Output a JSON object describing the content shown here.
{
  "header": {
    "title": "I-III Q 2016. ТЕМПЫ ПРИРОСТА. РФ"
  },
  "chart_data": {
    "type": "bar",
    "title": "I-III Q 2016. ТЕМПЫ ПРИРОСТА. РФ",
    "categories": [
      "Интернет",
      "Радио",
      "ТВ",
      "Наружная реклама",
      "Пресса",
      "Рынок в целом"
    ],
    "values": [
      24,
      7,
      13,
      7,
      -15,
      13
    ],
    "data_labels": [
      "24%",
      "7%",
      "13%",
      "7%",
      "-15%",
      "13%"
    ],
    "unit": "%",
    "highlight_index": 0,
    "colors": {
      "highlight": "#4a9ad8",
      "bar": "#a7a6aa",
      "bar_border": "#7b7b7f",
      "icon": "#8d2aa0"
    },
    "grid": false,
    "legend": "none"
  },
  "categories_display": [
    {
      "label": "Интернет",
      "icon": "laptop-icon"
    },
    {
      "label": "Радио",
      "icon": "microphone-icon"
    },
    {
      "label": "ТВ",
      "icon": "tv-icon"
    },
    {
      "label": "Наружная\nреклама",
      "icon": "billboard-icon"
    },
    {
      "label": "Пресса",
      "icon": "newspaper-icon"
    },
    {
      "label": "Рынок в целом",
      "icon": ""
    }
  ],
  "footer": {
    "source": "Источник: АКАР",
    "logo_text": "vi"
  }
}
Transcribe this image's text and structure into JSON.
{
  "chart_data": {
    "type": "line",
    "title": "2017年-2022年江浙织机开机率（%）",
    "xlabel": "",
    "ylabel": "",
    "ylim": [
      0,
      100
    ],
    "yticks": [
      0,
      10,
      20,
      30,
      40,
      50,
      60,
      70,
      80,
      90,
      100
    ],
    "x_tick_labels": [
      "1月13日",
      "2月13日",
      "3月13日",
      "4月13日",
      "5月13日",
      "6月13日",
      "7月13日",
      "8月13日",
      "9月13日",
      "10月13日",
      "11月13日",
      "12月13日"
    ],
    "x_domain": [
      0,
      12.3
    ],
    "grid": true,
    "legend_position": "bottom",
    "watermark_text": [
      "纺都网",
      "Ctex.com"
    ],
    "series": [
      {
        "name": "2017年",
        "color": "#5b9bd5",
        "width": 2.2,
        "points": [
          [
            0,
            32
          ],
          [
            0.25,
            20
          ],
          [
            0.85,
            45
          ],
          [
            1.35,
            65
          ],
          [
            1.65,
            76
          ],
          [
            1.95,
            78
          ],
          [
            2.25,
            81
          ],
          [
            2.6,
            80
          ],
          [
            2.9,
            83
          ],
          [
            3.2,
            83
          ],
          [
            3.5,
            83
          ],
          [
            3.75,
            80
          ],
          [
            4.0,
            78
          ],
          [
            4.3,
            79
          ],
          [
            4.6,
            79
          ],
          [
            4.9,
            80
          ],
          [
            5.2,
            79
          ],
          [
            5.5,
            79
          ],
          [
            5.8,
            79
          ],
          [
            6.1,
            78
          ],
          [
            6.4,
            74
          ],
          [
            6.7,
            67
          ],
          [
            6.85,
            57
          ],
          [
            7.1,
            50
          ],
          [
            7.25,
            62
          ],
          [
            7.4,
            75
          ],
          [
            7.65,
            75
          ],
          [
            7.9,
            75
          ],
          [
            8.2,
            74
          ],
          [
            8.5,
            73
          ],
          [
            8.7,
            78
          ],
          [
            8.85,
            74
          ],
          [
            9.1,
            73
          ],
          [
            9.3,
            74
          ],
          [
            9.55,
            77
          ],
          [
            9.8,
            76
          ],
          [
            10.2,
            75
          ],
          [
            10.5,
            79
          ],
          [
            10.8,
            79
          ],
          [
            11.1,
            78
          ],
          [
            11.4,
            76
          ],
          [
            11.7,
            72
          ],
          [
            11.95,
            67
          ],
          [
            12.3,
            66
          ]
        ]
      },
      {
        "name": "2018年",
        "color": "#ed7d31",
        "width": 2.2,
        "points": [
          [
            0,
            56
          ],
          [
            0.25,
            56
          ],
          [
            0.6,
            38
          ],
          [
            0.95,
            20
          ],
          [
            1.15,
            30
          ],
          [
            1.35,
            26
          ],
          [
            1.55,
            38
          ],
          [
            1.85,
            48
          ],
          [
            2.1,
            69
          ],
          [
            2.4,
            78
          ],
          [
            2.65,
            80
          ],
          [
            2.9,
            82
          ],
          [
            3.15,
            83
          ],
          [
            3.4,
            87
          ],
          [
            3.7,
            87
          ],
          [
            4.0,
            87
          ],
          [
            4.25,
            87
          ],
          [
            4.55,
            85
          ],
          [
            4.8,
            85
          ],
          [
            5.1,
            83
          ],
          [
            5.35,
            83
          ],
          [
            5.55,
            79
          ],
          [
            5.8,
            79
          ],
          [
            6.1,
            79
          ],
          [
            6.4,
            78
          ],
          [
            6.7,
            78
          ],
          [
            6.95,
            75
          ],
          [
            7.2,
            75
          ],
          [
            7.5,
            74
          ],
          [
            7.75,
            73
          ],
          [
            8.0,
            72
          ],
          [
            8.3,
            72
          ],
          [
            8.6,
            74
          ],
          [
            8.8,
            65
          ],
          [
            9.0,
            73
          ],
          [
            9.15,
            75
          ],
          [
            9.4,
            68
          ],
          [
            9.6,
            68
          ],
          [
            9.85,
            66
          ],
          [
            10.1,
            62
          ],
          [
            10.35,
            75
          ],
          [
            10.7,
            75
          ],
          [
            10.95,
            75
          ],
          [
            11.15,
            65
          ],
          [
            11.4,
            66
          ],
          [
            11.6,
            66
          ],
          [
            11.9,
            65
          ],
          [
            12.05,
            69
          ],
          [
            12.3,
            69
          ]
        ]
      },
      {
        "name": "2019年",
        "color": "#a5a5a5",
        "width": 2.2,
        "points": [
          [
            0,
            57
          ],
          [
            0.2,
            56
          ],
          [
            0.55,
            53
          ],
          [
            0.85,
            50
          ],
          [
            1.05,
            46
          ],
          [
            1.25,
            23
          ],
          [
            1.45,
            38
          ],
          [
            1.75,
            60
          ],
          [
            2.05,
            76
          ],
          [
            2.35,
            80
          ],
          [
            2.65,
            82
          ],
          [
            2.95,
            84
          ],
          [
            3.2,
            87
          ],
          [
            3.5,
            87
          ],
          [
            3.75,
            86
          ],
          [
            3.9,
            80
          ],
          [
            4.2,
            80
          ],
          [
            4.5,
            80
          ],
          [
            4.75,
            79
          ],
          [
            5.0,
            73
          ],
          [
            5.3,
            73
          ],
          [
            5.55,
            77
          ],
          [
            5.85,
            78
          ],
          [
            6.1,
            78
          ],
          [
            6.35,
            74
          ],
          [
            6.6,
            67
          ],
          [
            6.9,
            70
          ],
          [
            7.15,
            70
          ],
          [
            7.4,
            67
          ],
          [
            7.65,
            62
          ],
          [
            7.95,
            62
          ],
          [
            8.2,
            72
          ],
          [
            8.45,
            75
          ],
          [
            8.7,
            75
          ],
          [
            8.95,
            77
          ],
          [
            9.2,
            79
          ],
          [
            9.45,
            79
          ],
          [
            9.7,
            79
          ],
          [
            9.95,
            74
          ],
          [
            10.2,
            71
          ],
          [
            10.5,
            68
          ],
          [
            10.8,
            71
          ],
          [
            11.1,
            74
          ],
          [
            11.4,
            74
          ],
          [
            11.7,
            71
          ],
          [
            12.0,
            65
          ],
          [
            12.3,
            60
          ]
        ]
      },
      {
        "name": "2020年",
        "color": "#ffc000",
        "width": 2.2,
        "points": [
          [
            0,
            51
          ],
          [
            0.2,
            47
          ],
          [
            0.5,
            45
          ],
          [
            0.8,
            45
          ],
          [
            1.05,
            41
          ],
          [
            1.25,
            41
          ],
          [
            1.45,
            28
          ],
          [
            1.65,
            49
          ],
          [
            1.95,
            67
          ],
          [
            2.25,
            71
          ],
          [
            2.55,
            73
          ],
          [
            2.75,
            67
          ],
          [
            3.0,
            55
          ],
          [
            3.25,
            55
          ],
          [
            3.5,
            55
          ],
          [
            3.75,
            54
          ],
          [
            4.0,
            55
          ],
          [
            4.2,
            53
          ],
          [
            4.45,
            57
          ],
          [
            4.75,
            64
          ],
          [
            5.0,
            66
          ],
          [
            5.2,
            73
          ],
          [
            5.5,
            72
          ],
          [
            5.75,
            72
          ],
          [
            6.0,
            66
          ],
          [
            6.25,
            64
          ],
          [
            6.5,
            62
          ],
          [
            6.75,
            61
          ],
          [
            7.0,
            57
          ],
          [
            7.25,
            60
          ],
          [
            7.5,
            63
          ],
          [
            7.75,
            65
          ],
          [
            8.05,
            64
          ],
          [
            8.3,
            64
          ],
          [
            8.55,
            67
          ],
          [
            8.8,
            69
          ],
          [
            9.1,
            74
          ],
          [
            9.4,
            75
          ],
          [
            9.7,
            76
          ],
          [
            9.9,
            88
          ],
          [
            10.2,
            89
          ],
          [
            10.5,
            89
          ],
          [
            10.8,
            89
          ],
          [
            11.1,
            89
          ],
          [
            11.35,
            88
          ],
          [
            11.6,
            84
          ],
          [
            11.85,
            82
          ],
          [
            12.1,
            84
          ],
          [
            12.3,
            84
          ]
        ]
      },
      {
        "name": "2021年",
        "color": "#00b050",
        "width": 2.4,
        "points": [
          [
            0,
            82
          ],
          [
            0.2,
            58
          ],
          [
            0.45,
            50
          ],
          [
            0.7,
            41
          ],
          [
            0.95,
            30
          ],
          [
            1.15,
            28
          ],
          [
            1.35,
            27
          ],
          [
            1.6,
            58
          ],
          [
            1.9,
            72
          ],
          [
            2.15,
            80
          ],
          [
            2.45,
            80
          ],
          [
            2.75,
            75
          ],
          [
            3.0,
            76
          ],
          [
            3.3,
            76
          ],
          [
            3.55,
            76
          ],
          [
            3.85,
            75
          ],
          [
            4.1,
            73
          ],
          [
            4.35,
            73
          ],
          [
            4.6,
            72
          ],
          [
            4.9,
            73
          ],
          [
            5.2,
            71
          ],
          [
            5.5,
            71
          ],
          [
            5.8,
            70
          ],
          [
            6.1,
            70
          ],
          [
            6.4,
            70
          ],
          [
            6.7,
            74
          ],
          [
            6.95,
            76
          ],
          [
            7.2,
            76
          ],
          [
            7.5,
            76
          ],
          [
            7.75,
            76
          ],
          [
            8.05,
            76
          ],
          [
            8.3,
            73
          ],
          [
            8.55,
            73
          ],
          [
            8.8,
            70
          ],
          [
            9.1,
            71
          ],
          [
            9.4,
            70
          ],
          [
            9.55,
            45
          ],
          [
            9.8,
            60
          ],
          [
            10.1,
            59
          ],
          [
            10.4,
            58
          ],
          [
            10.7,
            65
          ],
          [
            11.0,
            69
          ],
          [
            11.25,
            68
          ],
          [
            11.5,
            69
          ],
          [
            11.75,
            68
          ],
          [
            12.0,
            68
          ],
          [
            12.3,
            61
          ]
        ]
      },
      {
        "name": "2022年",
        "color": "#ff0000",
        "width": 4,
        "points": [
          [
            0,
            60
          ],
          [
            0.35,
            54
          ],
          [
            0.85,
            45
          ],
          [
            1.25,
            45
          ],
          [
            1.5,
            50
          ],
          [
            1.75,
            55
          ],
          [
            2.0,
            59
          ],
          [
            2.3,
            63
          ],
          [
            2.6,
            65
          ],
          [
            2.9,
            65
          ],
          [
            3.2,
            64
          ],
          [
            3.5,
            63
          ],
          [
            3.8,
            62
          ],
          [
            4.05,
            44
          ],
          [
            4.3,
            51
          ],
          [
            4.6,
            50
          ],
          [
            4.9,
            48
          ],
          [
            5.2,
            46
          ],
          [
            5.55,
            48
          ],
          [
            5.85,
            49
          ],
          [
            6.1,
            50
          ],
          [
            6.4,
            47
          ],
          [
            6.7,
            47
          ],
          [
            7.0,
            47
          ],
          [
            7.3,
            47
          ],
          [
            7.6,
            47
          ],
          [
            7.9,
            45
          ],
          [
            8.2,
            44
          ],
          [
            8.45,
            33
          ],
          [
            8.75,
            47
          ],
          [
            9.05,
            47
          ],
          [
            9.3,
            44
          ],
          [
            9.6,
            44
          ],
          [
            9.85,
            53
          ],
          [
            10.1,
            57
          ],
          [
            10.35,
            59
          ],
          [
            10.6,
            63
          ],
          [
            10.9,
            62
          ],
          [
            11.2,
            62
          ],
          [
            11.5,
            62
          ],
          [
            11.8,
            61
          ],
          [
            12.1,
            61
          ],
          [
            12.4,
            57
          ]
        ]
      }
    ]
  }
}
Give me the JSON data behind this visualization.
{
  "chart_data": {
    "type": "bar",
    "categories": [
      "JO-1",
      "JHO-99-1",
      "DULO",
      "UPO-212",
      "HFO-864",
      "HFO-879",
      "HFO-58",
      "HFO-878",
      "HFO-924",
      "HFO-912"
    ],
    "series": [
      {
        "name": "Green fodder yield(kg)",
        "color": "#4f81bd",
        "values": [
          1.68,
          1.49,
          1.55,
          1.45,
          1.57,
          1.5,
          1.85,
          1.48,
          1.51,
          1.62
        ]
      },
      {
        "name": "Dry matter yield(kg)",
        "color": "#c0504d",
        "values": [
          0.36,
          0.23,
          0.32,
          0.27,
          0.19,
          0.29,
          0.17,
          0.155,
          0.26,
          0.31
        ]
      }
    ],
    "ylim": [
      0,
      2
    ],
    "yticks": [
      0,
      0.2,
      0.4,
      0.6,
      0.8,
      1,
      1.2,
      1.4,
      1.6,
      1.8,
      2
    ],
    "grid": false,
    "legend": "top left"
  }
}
+ + +
## Work required
Find the word "Наружная" in the entries above and gather every line that holds it.

## Written response
      "Наружная реклама",
      "label": "Наружная\nреклама",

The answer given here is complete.